[Source records]
■ ■ ■ ■

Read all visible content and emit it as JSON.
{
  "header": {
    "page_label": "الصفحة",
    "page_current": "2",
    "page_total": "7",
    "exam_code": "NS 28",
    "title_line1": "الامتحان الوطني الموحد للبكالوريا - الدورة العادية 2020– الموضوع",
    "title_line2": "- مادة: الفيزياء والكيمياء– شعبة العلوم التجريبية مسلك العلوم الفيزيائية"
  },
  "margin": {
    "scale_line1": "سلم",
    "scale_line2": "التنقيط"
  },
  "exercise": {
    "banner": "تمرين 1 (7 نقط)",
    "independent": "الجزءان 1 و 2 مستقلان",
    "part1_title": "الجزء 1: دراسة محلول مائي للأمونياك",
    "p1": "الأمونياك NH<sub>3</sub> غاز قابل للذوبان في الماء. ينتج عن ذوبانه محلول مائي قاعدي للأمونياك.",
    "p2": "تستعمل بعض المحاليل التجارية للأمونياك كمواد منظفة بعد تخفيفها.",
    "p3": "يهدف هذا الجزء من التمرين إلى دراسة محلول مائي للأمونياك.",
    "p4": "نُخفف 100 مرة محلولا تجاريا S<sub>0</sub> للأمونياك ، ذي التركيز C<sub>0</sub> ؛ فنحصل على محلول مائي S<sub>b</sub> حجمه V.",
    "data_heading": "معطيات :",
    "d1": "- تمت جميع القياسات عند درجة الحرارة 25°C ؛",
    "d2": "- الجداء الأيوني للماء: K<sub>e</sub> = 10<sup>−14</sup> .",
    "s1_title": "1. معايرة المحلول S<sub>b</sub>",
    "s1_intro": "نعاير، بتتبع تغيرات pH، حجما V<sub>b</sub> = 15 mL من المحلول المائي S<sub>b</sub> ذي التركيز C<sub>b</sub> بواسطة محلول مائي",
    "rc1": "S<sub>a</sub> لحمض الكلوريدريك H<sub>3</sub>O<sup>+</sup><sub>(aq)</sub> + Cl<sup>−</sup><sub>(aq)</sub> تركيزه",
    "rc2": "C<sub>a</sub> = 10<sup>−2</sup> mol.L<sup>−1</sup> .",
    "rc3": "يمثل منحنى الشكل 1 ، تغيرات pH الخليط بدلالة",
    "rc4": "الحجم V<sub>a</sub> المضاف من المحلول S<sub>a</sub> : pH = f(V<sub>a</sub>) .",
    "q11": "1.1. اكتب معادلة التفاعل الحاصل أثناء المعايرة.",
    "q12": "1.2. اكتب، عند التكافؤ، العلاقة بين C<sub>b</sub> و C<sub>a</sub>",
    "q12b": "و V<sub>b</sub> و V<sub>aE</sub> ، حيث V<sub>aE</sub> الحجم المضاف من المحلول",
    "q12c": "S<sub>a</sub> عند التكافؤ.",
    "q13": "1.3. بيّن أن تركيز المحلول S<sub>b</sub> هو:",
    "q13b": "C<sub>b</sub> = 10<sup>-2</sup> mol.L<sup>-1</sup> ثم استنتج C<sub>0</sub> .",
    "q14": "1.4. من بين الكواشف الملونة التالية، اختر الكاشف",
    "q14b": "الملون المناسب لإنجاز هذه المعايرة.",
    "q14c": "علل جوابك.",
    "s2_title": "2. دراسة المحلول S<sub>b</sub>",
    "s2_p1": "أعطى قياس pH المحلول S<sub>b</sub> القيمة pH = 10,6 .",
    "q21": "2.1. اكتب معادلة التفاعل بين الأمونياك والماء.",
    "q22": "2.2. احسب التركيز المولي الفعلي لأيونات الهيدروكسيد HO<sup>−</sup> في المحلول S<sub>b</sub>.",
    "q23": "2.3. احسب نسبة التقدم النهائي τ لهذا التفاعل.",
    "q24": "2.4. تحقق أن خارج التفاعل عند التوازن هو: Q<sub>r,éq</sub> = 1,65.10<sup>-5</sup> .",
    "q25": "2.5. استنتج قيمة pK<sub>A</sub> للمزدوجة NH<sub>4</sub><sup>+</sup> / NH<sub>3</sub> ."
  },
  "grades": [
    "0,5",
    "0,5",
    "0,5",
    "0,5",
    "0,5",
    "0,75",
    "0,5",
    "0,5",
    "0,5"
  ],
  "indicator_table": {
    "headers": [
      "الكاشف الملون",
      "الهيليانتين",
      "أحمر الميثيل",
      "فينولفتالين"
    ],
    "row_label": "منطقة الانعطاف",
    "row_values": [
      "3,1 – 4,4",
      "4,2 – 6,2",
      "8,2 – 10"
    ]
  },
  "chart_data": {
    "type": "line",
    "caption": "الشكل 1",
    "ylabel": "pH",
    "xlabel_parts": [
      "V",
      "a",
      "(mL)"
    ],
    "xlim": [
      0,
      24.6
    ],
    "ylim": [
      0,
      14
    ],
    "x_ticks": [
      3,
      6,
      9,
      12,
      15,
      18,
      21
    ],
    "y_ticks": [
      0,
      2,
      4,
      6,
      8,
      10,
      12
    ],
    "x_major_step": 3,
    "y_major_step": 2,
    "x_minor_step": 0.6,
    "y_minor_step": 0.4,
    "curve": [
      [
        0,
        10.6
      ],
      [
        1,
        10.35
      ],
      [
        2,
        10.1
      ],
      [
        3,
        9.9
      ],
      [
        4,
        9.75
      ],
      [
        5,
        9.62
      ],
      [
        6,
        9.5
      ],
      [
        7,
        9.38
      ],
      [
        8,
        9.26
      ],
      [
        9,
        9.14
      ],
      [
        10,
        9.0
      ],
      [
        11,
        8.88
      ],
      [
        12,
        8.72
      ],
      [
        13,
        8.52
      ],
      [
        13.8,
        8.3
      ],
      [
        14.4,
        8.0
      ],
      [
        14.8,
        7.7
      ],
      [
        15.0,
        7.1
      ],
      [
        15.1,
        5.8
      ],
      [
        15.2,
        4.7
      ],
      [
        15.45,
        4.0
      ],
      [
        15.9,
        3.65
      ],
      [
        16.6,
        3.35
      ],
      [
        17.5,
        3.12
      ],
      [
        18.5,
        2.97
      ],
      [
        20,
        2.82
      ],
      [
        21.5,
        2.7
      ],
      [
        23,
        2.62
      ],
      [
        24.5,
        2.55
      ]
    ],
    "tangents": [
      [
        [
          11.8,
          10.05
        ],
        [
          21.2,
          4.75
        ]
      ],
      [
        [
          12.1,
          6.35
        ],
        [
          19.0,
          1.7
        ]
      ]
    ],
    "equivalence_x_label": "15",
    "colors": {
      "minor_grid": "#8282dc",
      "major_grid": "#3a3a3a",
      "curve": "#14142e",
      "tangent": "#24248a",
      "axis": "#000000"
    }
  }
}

■ ■ ■ ■

(YOUR OBJECTIVE):
Copy the data above in full, character for character.

(SOLUTION BELOW):
Read all visible content and emit it as JSON.
{
  "header": {
    "page_label": "الصفحة",
    "page_current": "2",
    "page_total": "7",
    "exam_code": "NS 28",
    "title_line1": "الامتحان الوطني الموحد للبكالوريا - الدورة العادية 2020– الموضوع",
    "title_line2": "- مادة: الفيزياء والكيمياء– شعبة العلوم التجريبية مسلك العلوم الفيزيائية"
  },
  "margin": {
    "scale_line1": "سلم",
    "scale_line2": "التنقيط"
  },
  "exercise": {
    "banner": "تمرين 1 (7 نقط)",
    "independent": "الجزءان 1 و 2 مستقلان",
    "part1_title": "الجزء 1: دراسة محلول مائي للأمونياك",
    "p1": "الأمونياك NH<sub>3</sub> غاز قابل للذوبان في الماء. ينتج عن ذوبانه محلول مائي قاعدي للأمونياك.",
    "p2": "تستعمل بعض المحاليل التجارية للأمونياك كمواد منظفة بعد تخفيفها.",
    "p3": "يهدف هذا الجزء من التمرين إلى دراسة محلول مائي للأمونياك.",
    "p4": "نُخفف 100 مرة محلولا تجاريا S<sub>0</sub> للأمونياك ، ذي التركيز C<sub>0</sub> ؛ فنحصل على محلول مائي S<sub>b</sub> حجمه V.",
    "data_heading": "معطيات :",
    "d1": "- تمت جميع القياسات عند درجة الحرارة 25°C ؛",
    "d2": "- الجداء الأيوني للماء: K<sub>e</sub> = 10<sup>−14</sup> .",
    "s1_title": "1. معايرة المحلول S<sub>b</sub>",
    "s1_intro": "نعاير، بتتبع تغيرات pH، حجما V<sub>b</sub> = 15 mL من المحلول المائي S<sub>b</sub> ذي التركيز C<sub>b</sub> بواسطة محلول مائي",
    "rc1": "S<sub>a</sub> لحمض الكلوريدريك H<sub>3</sub>O<sup>+</sup><sub>(aq)</sub> + Cl<sup>−</sup><sub>(aq)</sub> تركيزه",
    "rc2": "C<sub>a</sub> = 10<sup>−2</sup> mol.L<sup>−1</sup> .",
    "rc3": "يمثل منحنى الشكل 1 ، تغيرات pH الخليط بدلالة",
    "rc4": "الحجم V<sub>a</sub> المضاف من المحلول S<sub>a</sub> : pH = f(V<sub>a</sub>) .",
    "q11": "1.1. اكتب معادلة التفاعل الحاصل أثناء المعايرة.",
    "q12": "1.2. اكتب، عند التكافؤ، العلاقة بين C<sub>b</sub> و C<sub>a</sub>",
    "q12b": "و V<sub>b</sub> و V<sub>aE</sub> ، حيث V<sub>aE</sub> الحجم المضاف من المحلول",
    "q12c": "S<sub>a</sub> عند التكافؤ.",
    "q13": "1.3. بيّن أن تركيز المحلول S<sub>b</sub> هو:",
    "q13b": "C<sub>b</sub> = 10<sup>-2</sup> mol.L<sup>-1</sup> ثم استنتج C<sub>0</sub> .",
    "q14": "1.4. من بين الكواشف الملونة التالية، اختر الكاشف",
    "q14b": "الملون المناسب لإنجاز هذه المعايرة.",
    "q14c": "علل جوابك.",
    "s2_title": "2. دراسة المحلول S<sub>b</sub>",
    "s2_p1": "أعطى قياس pH المحلول S<sub>b</sub> القيمة pH = 10,6 .",
    "q21": "2.1. اكتب معادلة التفاعل بين الأمونياك والماء.",
    "q22": "2.2. احسب التركيز المولي الفعلي لأيونات الهيدروكسيد HO<sup>−</sup> في المحلول S<sub>b</sub>.",
    "q23": "2.3. احسب نسبة التقدم النهائي τ لهذا التفاعل.",
    "q24": "2.4. تحقق أن خارج التفاعل عند التوازن هو: Q<sub>r,éq</sub> = 1,65.10<sup>-5</sup> .",
    "q25": "2.5. استنتج قيمة pK<sub>A</sub> للمزدوجة NH<sub>4</sub><sup>+</sup> / NH<sub>3</sub> ."
  },
  "grades": [
    "0,5",
    "0,5",
    "0,5",
    "0,5",
    "0,5",
    "0,75",
    "0,5",
    "0,5",
    "0,5"
  ],
  "indicator_table": {
    "headers": [
      "الكاشف الملون",
      "الهيليانتين",
      "أحمر الميثيل",
      "فينولفتالين"
    ],
    "row_label": "منطقة الانعطاف",
    "row_values": [
      "3,1 – 4,4",
      "4,2 – 6,2",
      "8,2 – 10"
    ]
  },
  "chart_data": {
    "type": "line",
    "caption": "الشكل 1",
    "ylabel": "pH",
    "xlabel_parts": [
      "V",
      "a",
      "(mL)"
    ],
    "xlim": [
      0,
      24.6
    ],
    "ylim": [
      0,
      14
    ],
    "x_ticks": [
      3,
      6,
      9,
      12,
      15,
      18,
      21
    ],
    "y_ticks": [
      0,
      2,
      4,
      6,
      8,
      10,
      12
    ],
    "x_major_step": 3,
    "y_major_step": 2,
    "x_minor_step": 0.6,
    "y_minor_step": 0.4,
    "curve": [
      [
        0,
        10.6
      ],
      [
        1,
        10.35
      ],
      [
        2,
        10.1
      ],
      [
        3,
        9.9
      ],
      [
        4,
        9.75
      ],
      [
        5,
        9.62
      ],
      [
        6,
        9.5
      ],
      [
        7,
        9.38
      ],
      [
        8,
        9.26
      ],
      [
        9,
        9.14
      ],
      [
        10,
        9.0
      ],
      [
        11,
        8.88
      ],
      [
        12,
        8.72
      ],
      [
        13,
        8.52
      ],
      [
        13.8,
        8.3
      ],
      [
        14.4,
        8.0
      ],
      [
        14.8,
        7.7
      ],
      [
        15.0,
        7.1
      ],
      [
        15.1,
        5.8
      ],
      [
        15.2,
        4.7
      ],
      [
        15.45,
        4.0
      ],
      [
        15.9,
        3.65
      ],
      [
        16.6,
        3.35
      ],
      [
        17.5,
        3.12
      ],
      [
        18.5,
        2.97
      ],
      [
        20,
        2.82
      ],
      [
        21.5,
        2.7
      ],
      [
        23,
        2.62
      ],
      [
        24.5,
        2.55
      ]
    ],
    "tangents": [
      [
        [
          11.8,
          10.05
        ],
        [
          21.2,
          4.75
        ]
      ],
      [
        [
          12.1,
          6.35
        ],
        [
          19.0,
          1.7
        ]
      ]
    ],
    "equivalence_x_label": "15",
    "colors": {
      "minor_grid": "#8282dc",
      "major_grid": "#3a3a3a",
      "curve": "#14142e",
      "tangent": "#24248a",
      "axis": "#000000"
    }
  }
}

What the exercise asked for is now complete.